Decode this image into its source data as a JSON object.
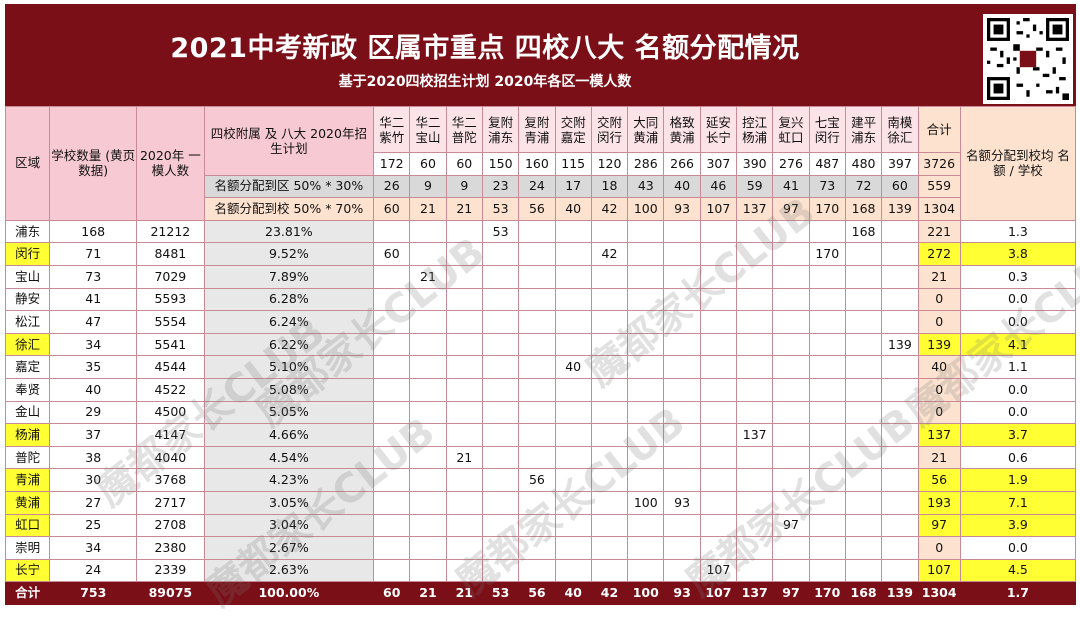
{
  "banner": {
    "title": "2021中考新政 区属市重点 四校八大 名额分配情况",
    "subtitle": "基于2020四校招生计划  2020年各区一模人数"
  },
  "headers": {
    "district": "区域",
    "school_count": "学校数量 (黄页数据)",
    "exam_count": "2020年 一模人数",
    "plan": "四校附属 及 八大 2020年招生计划",
    "to_district": "名额分配到区 50% * 30%",
    "to_school": "名额分配到校 50% * 70%",
    "total": "合计",
    "avg": "名额分配到校均 名额 / 学校"
  },
  "schools": [
    {
      "name": "华二 紫竹",
      "plan": "172",
      "district": "26",
      "school": "60"
    },
    {
      "name": "华二 宝山",
      "plan": "60",
      "district": "9",
      "school": "21"
    },
    {
      "name": "华二 普陀",
      "plan": "60",
      "district": "9",
      "school": "21"
    },
    {
      "name": "复附 浦东",
      "plan": "150",
      "district": "23",
      "school": "53"
    },
    {
      "name": "复附 青浦",
      "plan": "160",
      "district": "24",
      "school": "56"
    },
    {
      "name": "交附 嘉定",
      "plan": "115",
      "district": "17",
      "school": "40"
    },
    {
      "name": "交附 闵行",
      "plan": "120",
      "district": "18",
      "school": "42"
    },
    {
      "name": "大同 黄浦",
      "plan": "286",
      "district": "43",
      "school": "100"
    },
    {
      "name": "格致 黄浦",
      "plan": "266",
      "district": "40",
      "school": "93"
    },
    {
      "name": "延安 长宁",
      "plan": "307",
      "district": "46",
      "school": "107"
    },
    {
      "name": "控江 杨浦",
      "plan": "390",
      "district": "59",
      "school": "137"
    },
    {
      "name": "复兴 虹口",
      "plan": "276",
      "district": "41",
      "school": "97"
    },
    {
      "name": "七宝 闵行",
      "plan": "487",
      "district": "73",
      "school": "170"
    },
    {
      "name": "建平 浦东",
      "plan": "480",
      "district": "72",
      "school": "168"
    },
    {
      "name": "南模 徐汇",
      "plan": "397",
      "district": "60",
      "school": "139"
    }
  ],
  "totals_header": {
    "plan": "3726",
    "district": "559",
    "school": "1304"
  },
  "rows": [
    {
      "district": "浦东",
      "schools": "168",
      "exam": "21212",
      "pct": "23.81%",
      "alloc": [
        "",
        "",
        "",
        "53",
        "",
        "",
        "",
        "",
        "",
        "",
        "",
        "",
        "",
        "168",
        ""
      ],
      "total": "221",
      "avg": "1.3",
      "hl": false
    },
    {
      "district": "闵行",
      "schools": "71",
      "exam": "8481",
      "pct": "9.52%",
      "alloc": [
        "60",
        "",
        "",
        "",
        "",
        "",
        "42",
        "",
        "",
        "",
        "",
        "",
        "170",
        "",
        ""
      ],
      "total": "272",
      "avg": "3.8",
      "hl": true
    },
    {
      "district": "宝山",
      "schools": "73",
      "exam": "7029",
      "pct": "7.89%",
      "alloc": [
        "",
        "21",
        "",
        "",
        "",
        "",
        "",
        "",
        "",
        "",
        "",
        "",
        "",
        "",
        ""
      ],
      "total": "21",
      "avg": "0.3",
      "hl": false
    },
    {
      "district": "静安",
      "schools": "41",
      "exam": "5593",
      "pct": "6.28%",
      "alloc": [
        "",
        "",
        "",
        "",
        "",
        "",
        "",
        "",
        "",
        "",
        "",
        "",
        "",
        "",
        ""
      ],
      "total": "0",
      "avg": "0.0",
      "hl": false
    },
    {
      "district": "松江",
      "schools": "47",
      "exam": "5554",
      "pct": "6.24%",
      "alloc": [
        "",
        "",
        "",
        "",
        "",
        "",
        "",
        "",
        "",
        "",
        "",
        "",
        "",
        "",
        ""
      ],
      "total": "0",
      "avg": "0.0",
      "hl": false
    },
    {
      "district": "徐汇",
      "schools": "34",
      "exam": "5541",
      "pct": "6.22%",
      "alloc": [
        "",
        "",
        "",
        "",
        "",
        "",
        "",
        "",
        "",
        "",
        "",
        "",
        "",
        "",
        "139"
      ],
      "total": "139",
      "avg": "4.1",
      "hl": true
    },
    {
      "district": "嘉定",
      "schools": "35",
      "exam": "4544",
      "pct": "5.10%",
      "alloc": [
        "",
        "",
        "",
        "",
        "",
        "40",
        "",
        "",
        "",
        "",
        "",
        "",
        "",
        "",
        ""
      ],
      "total": "40",
      "avg": "1.1",
      "hl": false
    },
    {
      "district": "奉贤",
      "schools": "40",
      "exam": "4522",
      "pct": "5.08%",
      "alloc": [
        "",
        "",
        "",
        "",
        "",
        "",
        "",
        "",
        "",
        "",
        "",
        "",
        "",
        "",
        ""
      ],
      "total": "0",
      "avg": "0.0",
      "hl": false
    },
    {
      "district": "金山",
      "schools": "29",
      "exam": "4500",
      "pct": "5.05%",
      "alloc": [
        "",
        "",
        "",
        "",
        "",
        "",
        "",
        "",
        "",
        "",
        "",
        "",
        "",
        "",
        ""
      ],
      "total": "0",
      "avg": "0.0",
      "hl": false
    },
    {
      "district": "杨浦",
      "schools": "37",
      "exam": "4147",
      "pct": "4.66%",
      "alloc": [
        "",
        "",
        "",
        "",
        "",
        "",
        "",
        "",
        "",
        "",
        "137",
        "",
        "",
        "",
        ""
      ],
      "total": "137",
      "avg": "3.7",
      "hl": true
    },
    {
      "district": "普陀",
      "schools": "38",
      "exam": "4040",
      "pct": "4.54%",
      "alloc": [
        "",
        "",
        "21",
        "",
        "",
        "",
        "",
        "",
        "",
        "",
        "",
        "",
        "",
        "",
        ""
      ],
      "total": "21",
      "avg": "0.6",
      "hl": false
    },
    {
      "district": "青浦",
      "schools": "30",
      "exam": "3768",
      "pct": "4.23%",
      "alloc": [
        "",
        "",
        "",
        "",
        "56",
        "",
        "",
        "",
        "",
        "",
        "",
        "",
        "",
        "",
        ""
      ],
      "total": "56",
      "avg": "1.9",
      "hl": true
    },
    {
      "district": "黄浦",
      "schools": "27",
      "exam": "2717",
      "pct": "3.05%",
      "alloc": [
        "",
        "",
        "",
        "",
        "",
        "",
        "",
        "100",
        "93",
        "",
        "",
        "",
        "",
        "",
        ""
      ],
      "total": "193",
      "avg": "7.1",
      "hl": true
    },
    {
      "district": "虹口",
      "schools": "25",
      "exam": "2708",
      "pct": "3.04%",
      "alloc": [
        "",
        "",
        "",
        "",
        "",
        "",
        "",
        "",
        "",
        "",
        "",
        "97",
        "",
        "",
        ""
      ],
      "total": "97",
      "avg": "3.9",
      "hl": true
    },
    {
      "district": "崇明",
      "schools": "34",
      "exam": "2380",
      "pct": "2.67%",
      "alloc": [
        "",
        "",
        "",
        "",
        "",
        "",
        "",
        "",
        "",
        "",
        "",
        "",
        "",
        "",
        ""
      ],
      "total": "0",
      "avg": "0.0",
      "hl": false
    },
    {
      "district": "长宁",
      "schools": "24",
      "exam": "2339",
      "pct": "2.63%",
      "alloc": [
        "",
        "",
        "",
        "",
        "",
        "",
        "",
        "",
        "",
        "107",
        "",
        "",
        "",
        "",
        ""
      ],
      "total": "107",
      "avg": "4.5",
      "hl": true
    }
  ],
  "footer": {
    "label": "合计",
    "schools": "753",
    "exam": "89075",
    "pct": "100.00%",
    "alloc": [
      "60",
      "21",
      "21",
      "53",
      "56",
      "40",
      "42",
      "100",
      "93",
      "107",
      "137",
      "97",
      "170",
      "168",
      "139"
    ],
    "total": "1304",
    "avg": "1.7"
  },
  "watermark": "魔都家长CLUB",
  "colors": {
    "banner": "#7a0f17",
    "highlight": "#ffff33",
    "header_pink": "#fbe3e8",
    "grid": "#c98a98"
  }
}
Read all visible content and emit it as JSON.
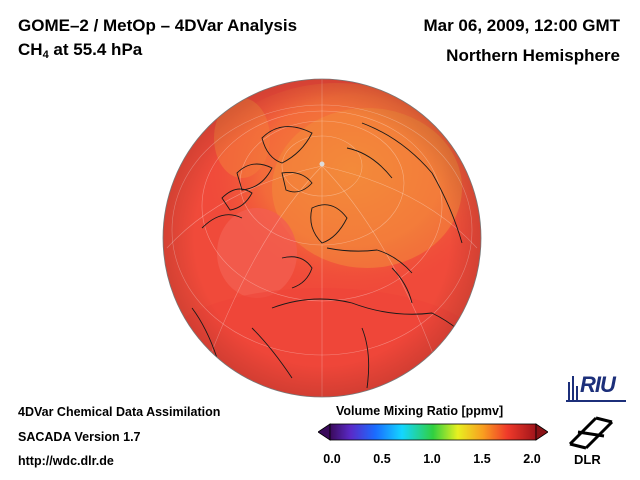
{
  "header": {
    "title_line1": "GOME–2 / MetOp – 4DVar Analysis",
    "species_main": "CH",
    "species_sub": "4",
    "species_rest": " at 55.4 hPa",
    "date": "Mar 06, 2009, 12:00 GMT",
    "region": "Northern Hemisphere"
  },
  "footer": {
    "line1": "4DVar Chemical Data Assimilation",
    "line2": "SACADA Version 1.7",
    "line3": "http://wdc.dlr.de"
  },
  "colorbar": {
    "title": "Volume Mixing Ratio [ppmv]",
    "ticks": [
      "0.0",
      "0.5",
      "1.0",
      "1.5",
      "2.0"
    ],
    "min": 0.0,
    "max": 2.0
  },
  "logos": {
    "riu": "RIU",
    "dlr": "DLR"
  },
  "colors": {
    "field_dominant": "#f04a3a",
    "field_polar": "#f07e3a",
    "field_low": "#f25a4a",
    "coastline": "#1a1a1a",
    "riu_blue": "#1c2f7a"
  }
}
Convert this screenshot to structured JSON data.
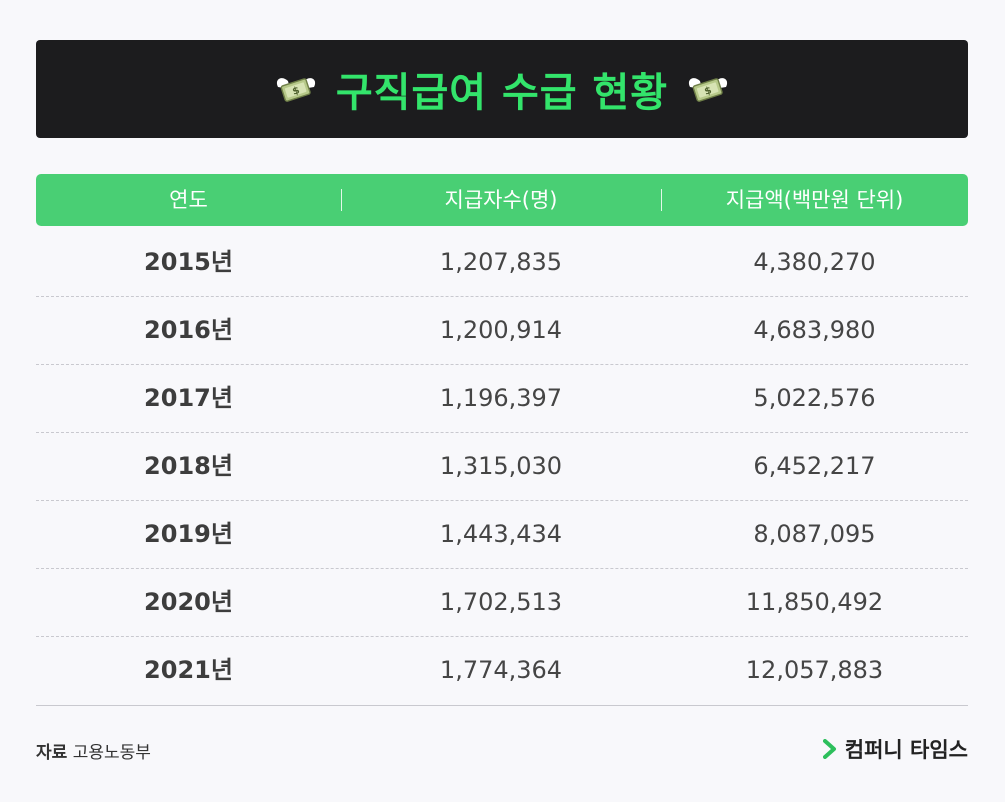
{
  "title": "구직급여 수급 현황",
  "icons": {
    "title_left": "flying-money-icon",
    "title_right": "flying-money-icon",
    "brand": "chevron-right-icon"
  },
  "colors": {
    "title_bg": "#1c1c1e",
    "title_text": "#33e46b",
    "header_bg": "#49cf74",
    "brand_accent": "#2dbf5c"
  },
  "chart_data": {
    "type": "table",
    "title": "구직급여 수급 현황",
    "columns": [
      "연도",
      "지급자수(명)",
      "지급액(백만원 단위)"
    ],
    "rows": [
      [
        "2015년",
        "1,207,835",
        "4,380,270"
      ],
      [
        "2016년",
        "1,200,914",
        "4,683,980"
      ],
      [
        "2017년",
        "1,196,397",
        "5,022,576"
      ],
      [
        "2018년",
        "1,315,030",
        "6,452,217"
      ],
      [
        "2019년",
        "1,443,434",
        "8,087,095"
      ],
      [
        "2020년",
        "1,702,513",
        "11,850,492"
      ],
      [
        "2021년",
        "1,774,364",
        "12,057,883"
      ]
    ]
  },
  "footer": {
    "source_label": "자료",
    "source_value": "고용노동부",
    "brand": "컴퍼니 타임스"
  }
}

━━━━━━━━━━━━━━━━━━━━━━━━━━━━━━

◆ **What is asked**
Within the data above, pick out all lines holding the word "JSON".

◆ **The reply**
Decode this image into its source data as a JSON object.
Read all visible content and emit it as JSON.
Convert this screenshot to structured JSON data.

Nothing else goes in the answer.